In your copy, leave out the pictures and repeat the entries below exactly.

■ A run of records
>>

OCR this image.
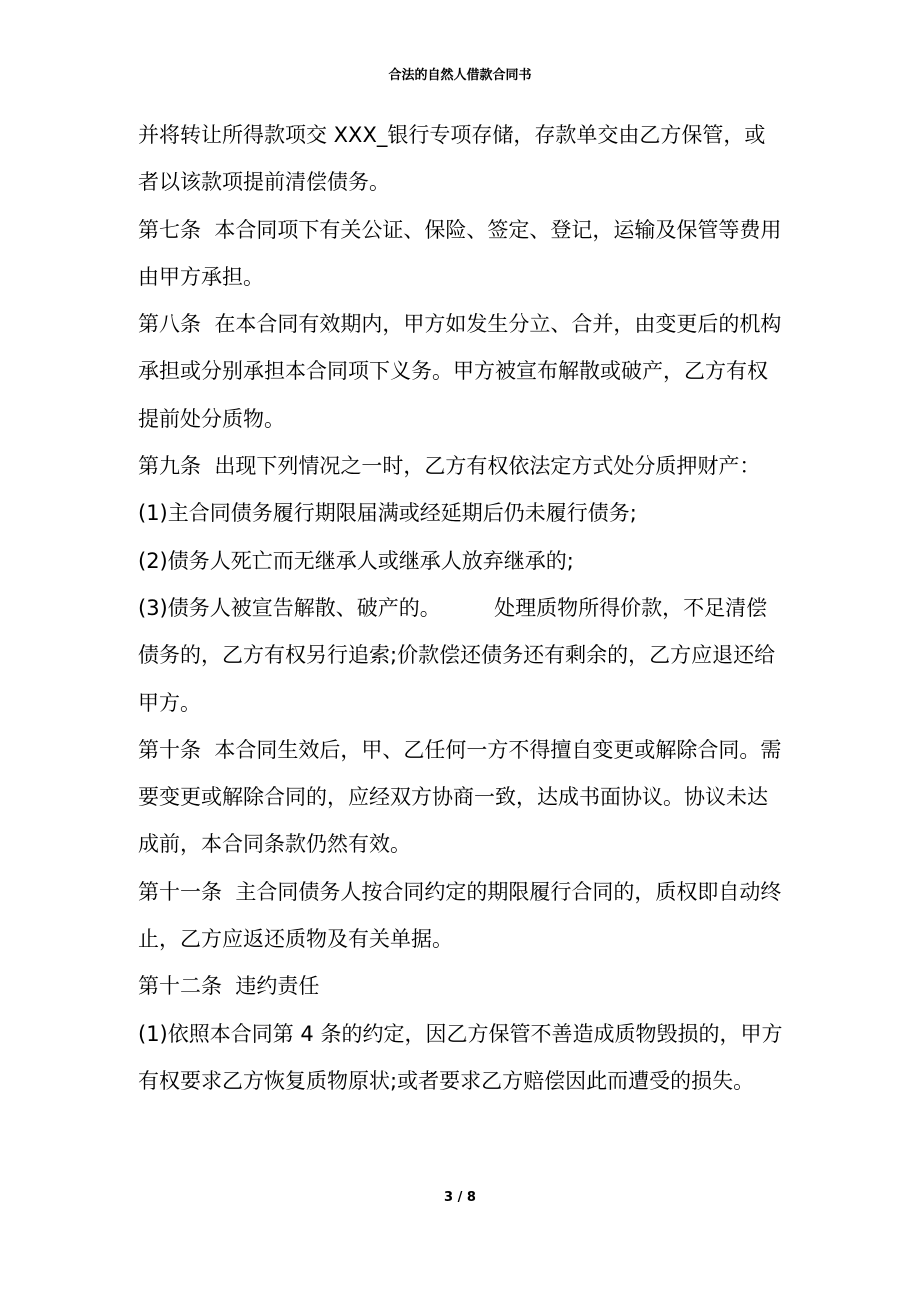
合法的自然人借款合同书

并将转让所得款项交 XXX_银行专项存储，存款单交由乙方保管，或者以该款项提前清偿债务。

第七条  本合同项下有关公证、保险、签定、登记，运输及保管等费用由甲方承担。

第八条  在本合同有效期内，甲方如发生分立、合并，由变更后的机构承担或分别承担本合同项下义务。甲方被宣布解散或破产，乙方有权提前处分质物。

第九条  出现下列情况之一时，乙方有权依法定方式处分质押财产：

(1)主合同债务履行期限届满或经延期后仍未履行债务;

(2)债务人死亡而无继承人或继承人放弃继承的;

(3)债务人被宣告解散、破产的。        处理质物所得价款，不足清偿债务的，乙方有权另行追索;价款偿还债务还有剩余的，乙方应退还给甲方。

第十条  本合同生效后，甲、乙任何一方不得擅自变更或解除合同。需要变更或解除合同的，应经双方协商一致，达成书面协议。协议未达成前，本合同条款仍然有效。

第十一条  主合同债务人按合同约定的期限履行合同的，质权即自动终止，乙方应返还质物及有关单据。

第十二条  违约责任

(1)依照本合同第 4 条的约定，因乙方保管不善造成质物毁损的，甲方有权要求乙方恢复质物原状;或者要求乙方赔偿因此而遭受的损失。

3 / 8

<<

■ Answer to the task
OCR this image.
合法的自然人借款合同书

并将转让所得款项交 XXX_银行专项存储，存款单交由乙方保管，或者以该款项提前清偿债务。

第七条  本合同项下有关公证、保险、签定、登记，运输及保管等费用由甲方承担。

第八条  在本合同有效期内，甲方如发生分立、合并，由变更后的机构承担或分别承担本合同项下义务。甲方被宣布解散或破产，乙方有权提前处分质物。

第九条  出现下列情况之一时，乙方有权依法定方式处分质押财产：

(1)主合同债务履行期限届满或经延期后仍未履行债务;

(2)债务人死亡而无继承人或继承人放弃继承的;

(3)债务人被宣告解散、破产的。        处理质物所得价款，不足清偿债务的，乙方有权另行追索;价款偿还债务还有剩余的，乙方应退还给甲方。

第十条  本合同生效后，甲、乙任何一方不得擅自变更或解除合同。需要变更或解除合同的，应经双方协商一致，达成书面协议。协议未达成前，本合同条款仍然有效。

第十一条  主合同债务人按合同约定的期限履行合同的，质权即自动终止，乙方应返还质物及有关单据。

第十二条  违约责任

(1)依照本合同第 4 条的约定，因乙方保管不善造成质物毁损的，甲方有权要求乙方恢复质物原状;或者要求乙方赔偿因此而遭受的损失。

3 / 8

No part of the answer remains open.